◆ **AIM**: Transcribe the records exactly. Pictures do not belong in the transcription.

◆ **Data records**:
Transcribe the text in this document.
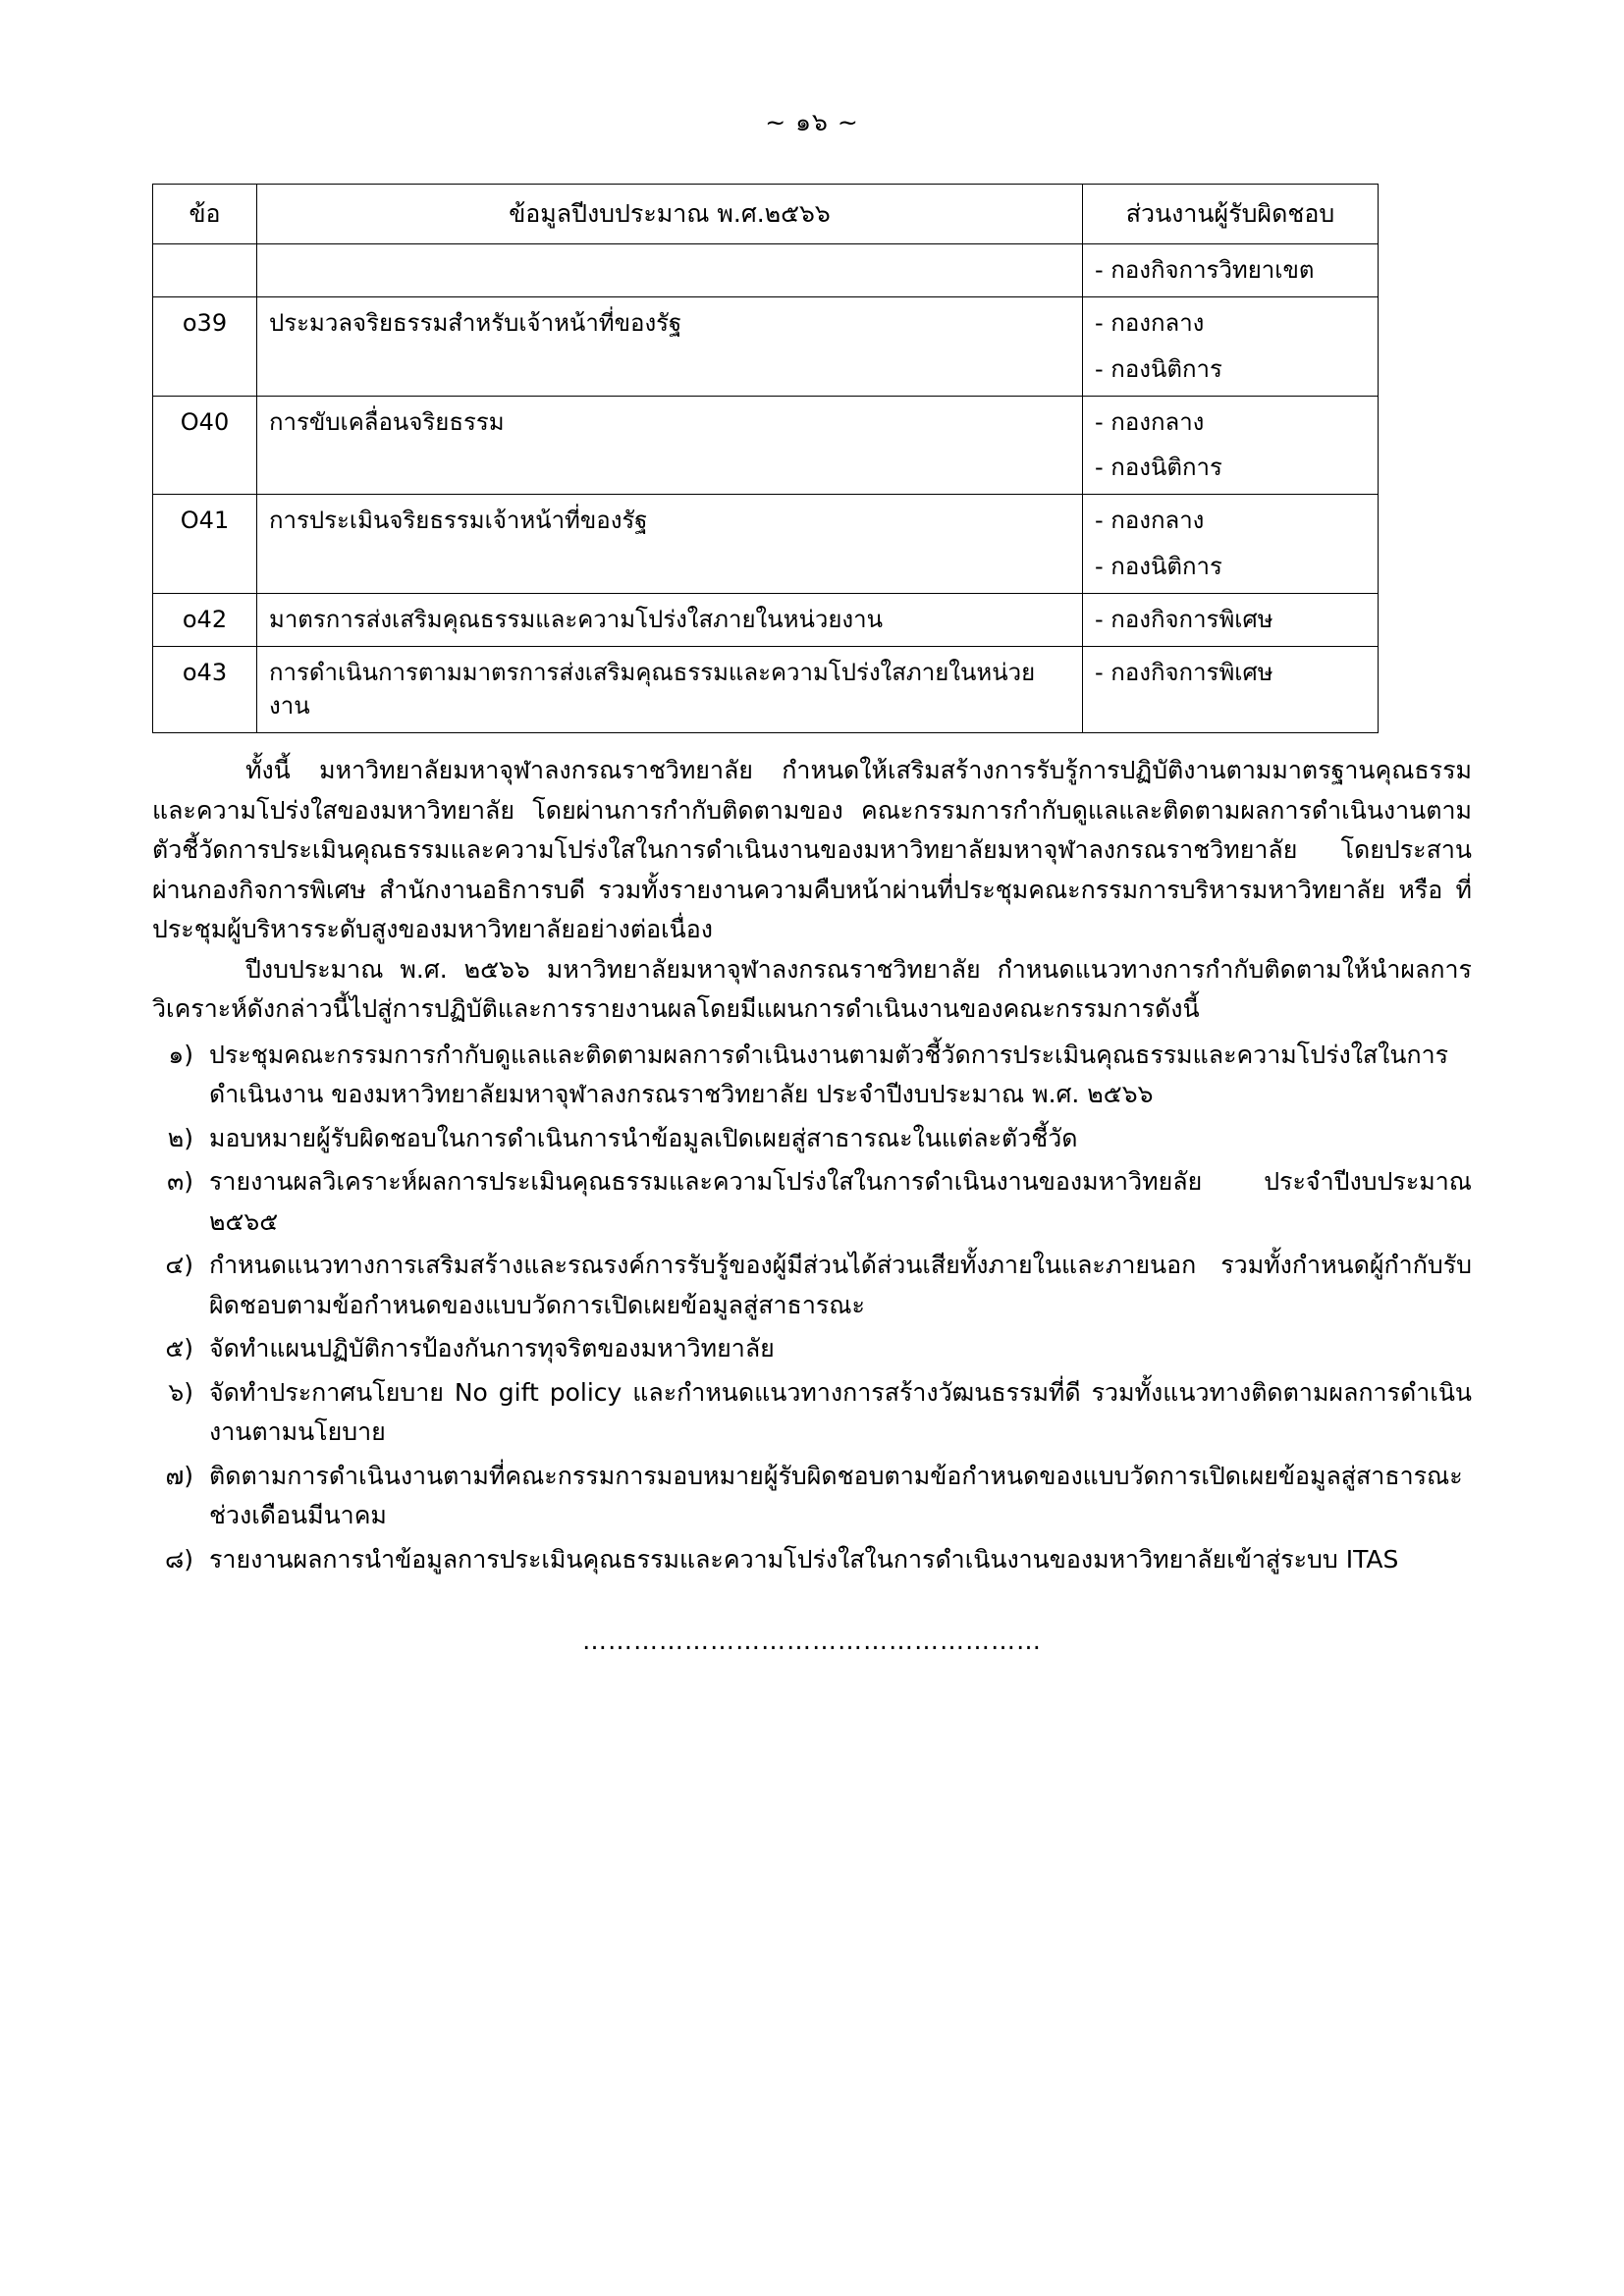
~ ๑๖ ~
ข้อ	ข้อมูลปีงบประมาณ พ.ศ.๒๕๖๖	ส่วนงานผู้รับผิดชอบ

		- กองกิจการวิทยาเขต

o39	ประมวลจริยธรรมสำหรับเจ้าหน้าที่ของรัฐ	- กองกลาง
- กองนิติการ

O40	การขับเคลื่อนจริยธรรม	- กองกลาง
- กองนิติการ

O41	การประเมินจริยธรรมเจ้าหน้าที่ของรัฐ	- กองกลาง
- กองนิติการ

o42	มาตรการส่งเสริมคุณธรรมและความโปร่งใสภายในหน่วยงาน	- กองกิจการพิเศษ

o43	การดำเนินการตามมาตรการส่งเสริมคุณธรรมและความโปร่งใสภายในหน่วยงาน	- กองกิจการพิเศษ

ทั้งนี้ มหาวิทยาลัยมหาจุฬาลงกรณราชวิทยาลัย กำหนดให้เสริมสร้างการรับรู้การปฏิบัติงานตามมาตรฐานคุณธรรมและความโปร่งใสของมหาวิทยาลัย โดยผ่านการกำกับติดตามของ คณะกรรมการกำกับดูแลและติดตามผลการดำเนินงานตามตัวชี้วัดการประเมินคุณธรรมและความโปร่งใสในการดำเนินงานของมหาวิทยาลัยมหาจุฬาลงกรณราชวิทยาลัย โดยประสานผ่านกองกิจการพิเศษ สำนักงานอธิการบดี รวมทั้งรายงานความคืบหน้าผ่านที่ประชุมคณะกรรมการบริหารมหาวิทยาลัย หรือ ที่ประชุมผู้บริหารระดับสูงของมหาวิทยาลัยอย่างต่อเนื่อง

ปีงบประมาณ พ.ศ. ๒๕๖๖ มหาวิทยาลัยมหาจุฬาลงกรณราชวิทยาลัย กำหนดแนวทางการกำกับติดตามให้นำผลการวิเคราะห์ดังกล่าวนี้ไปสู่การปฏิบัติและการรายงานผลโดยมีแผนการดำเนินงานของคณะกรรมการดังนี้

๑) ประชุมคณะกรรมการกำกับดูแลและติดตามผลการดำเนินงานตามตัวชี้วัดการประเมินคุณธรรมและความโปร่งใสในการดำเนินงาน ของมหาวิทยาลัยมหาจุฬาลงกรณราชวิทยาลัย ประจำปีงบประมาณ พ.ศ. ๒๕๖๖
๒) มอบหมายผู้รับผิดชอบในการดำเนินการนำข้อมูลเปิดเผยสู่สาธารณะในแต่ละตัวชี้วัด
๓) รายงานผลวิเคราะห์ผลการประเมินคุณธรรมและความโปร่งใสในการดำเนินงานของมหาวิทยลัย ประจำปีงบประมาณ ๒๕๖๕
๔) กำหนดแนวทางการเสริมสร้างและรณรงค์การรับรู้ของผู้มีส่วนได้ส่วนเสียทั้งภายในและภายนอก รวมทั้งกำหนดผู้กำกับรับผิดชอบตามข้อกำหนดของแบบวัดการเปิดเผยข้อมูลสู่สาธารณะ
๕) จัดทำแผนปฏิบัติการป้องกันการทุจริตของมหาวิทยาลัย
๖) จัดทำประกาศนโยบาย No gift policy และกำหนดแนวทางการสร้างวัฒนธรรมที่ดี รวมทั้งแนวทางติดตามผลการดำเนินงานตามนโยบาย
๗) ติดตามการดำเนินงานตามที่คณะกรรมการมอบหมายผู้รับผิดชอบตามข้อกำหนดของแบบวัดการเปิดเผยข้อมูลสู่สาธารณะ ช่วงเดือนมีนาคม
๘) รายงานผลการนำข้อมูลการประเมินคุณธรรมและความโปร่งใสในการดำเนินงานของมหาวิทยาลัยเข้าสู่ระบบ ITAS
………………………………………………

◆ **ANSWER TO THIS EXERCISE**:
Transcribe the text in this document.
~ ๑๖ ~
ข้อ	ข้อมูลปีงบประมาณ พ.ศ.๒๕๖๖	ส่วนงานผู้รับผิดชอบ

		- กองกิจการวิทยาเขต

o39	ประมวลจริยธรรมสำหรับเจ้าหน้าที่ของรัฐ	- กองกลาง
- กองนิติการ

O40	การขับเคลื่อนจริยธรรม	- กองกลาง
- กองนิติการ

O41	การประเมินจริยธรรมเจ้าหน้าที่ของรัฐ	- กองกลาง
- กองนิติการ

o42	มาตรการส่งเสริมคุณธรรมและความโปร่งใสภายในหน่วยงาน	- กองกิจการพิเศษ

o43	การดำเนินการตามมาตรการส่งเสริมคุณธรรมและความโปร่งใสภายในหน่วยงาน	- กองกิจการพิเศษ

ทั้งนี้ มหาวิทยาลัยมหาจุฬาลงกรณราชวิทยาลัย กำหนดให้เสริมสร้างการรับรู้การปฏิบัติงานตามมาตรฐานคุณธรรมและความโปร่งใสของมหาวิทยาลัย โดยผ่านการกำกับติดตามของ คณะกรรมการกำกับดูแลและติดตามผลการดำเนินงานตามตัวชี้วัดการประเมินคุณธรรมและความโปร่งใสในการดำเนินงานของมหาวิทยาลัยมหาจุฬาลงกรณราชวิทยาลัย โดยประสานผ่านกองกิจการพิเศษ สำนักงานอธิการบดี รวมทั้งรายงานความคืบหน้าผ่านที่ประชุมคณะกรรมการบริหารมหาวิทยาลัย หรือ ที่ประชุมผู้บริหารระดับสูงของมหาวิทยาลัยอย่างต่อเนื่อง

ปีงบประมาณ พ.ศ. ๒๕๖๖ มหาวิทยาลัยมหาจุฬาลงกรณราชวิทยาลัย กำหนดแนวทางการกำกับติดตามให้นำผลการวิเคราะห์ดังกล่าวนี้ไปสู่การปฏิบัติและการรายงานผลโดยมีแผนการดำเนินงานของคณะกรรมการดังนี้

๑) ประชุมคณะกรรมการกำกับดูแลและติดตามผลการดำเนินงานตามตัวชี้วัดการประเมินคุณธรรมและความโปร่งใสในการดำเนินงาน ของมหาวิทยาลัยมหาจุฬาลงกรณราชวิทยาลัย ประจำปีงบประมาณ พ.ศ. ๒๕๖๖
๒) มอบหมายผู้รับผิดชอบในการดำเนินการนำข้อมูลเปิดเผยสู่สาธารณะในแต่ละตัวชี้วัด
๓) รายงานผลวิเคราะห์ผลการประเมินคุณธรรมและความโปร่งใสในการดำเนินงานของมหาวิทยลัย ประจำปีงบประมาณ ๒๕๖๕
๔) กำหนดแนวทางการเสริมสร้างและรณรงค์การรับรู้ของผู้มีส่วนได้ส่วนเสียทั้งภายในและภายนอก รวมทั้งกำหนดผู้กำกับรับผิดชอบตามข้อกำหนดของแบบวัดการเปิดเผยข้อมูลสู่สาธารณะ
๕) จัดทำแผนปฏิบัติการป้องกันการทุจริตของมหาวิทยาลัย
๖) จัดทำประกาศนโยบาย No gift policy และกำหนดแนวทางการสร้างวัฒนธรรมที่ดี รวมทั้งแนวทางติดตามผลการดำเนินงานตามนโยบาย
๗) ติดตามการดำเนินงานตามที่คณะกรรมการมอบหมายผู้รับผิดชอบตามข้อกำหนดของแบบวัดการเปิดเผยข้อมูลสู่สาธารณะ ช่วงเดือนมีนาคม
๘) รายงานผลการนำข้อมูลการประเมินคุณธรรมและความโปร่งใสในการดำเนินงานของมหาวิทยาลัยเข้าสู่ระบบ ITAS
………………………………………………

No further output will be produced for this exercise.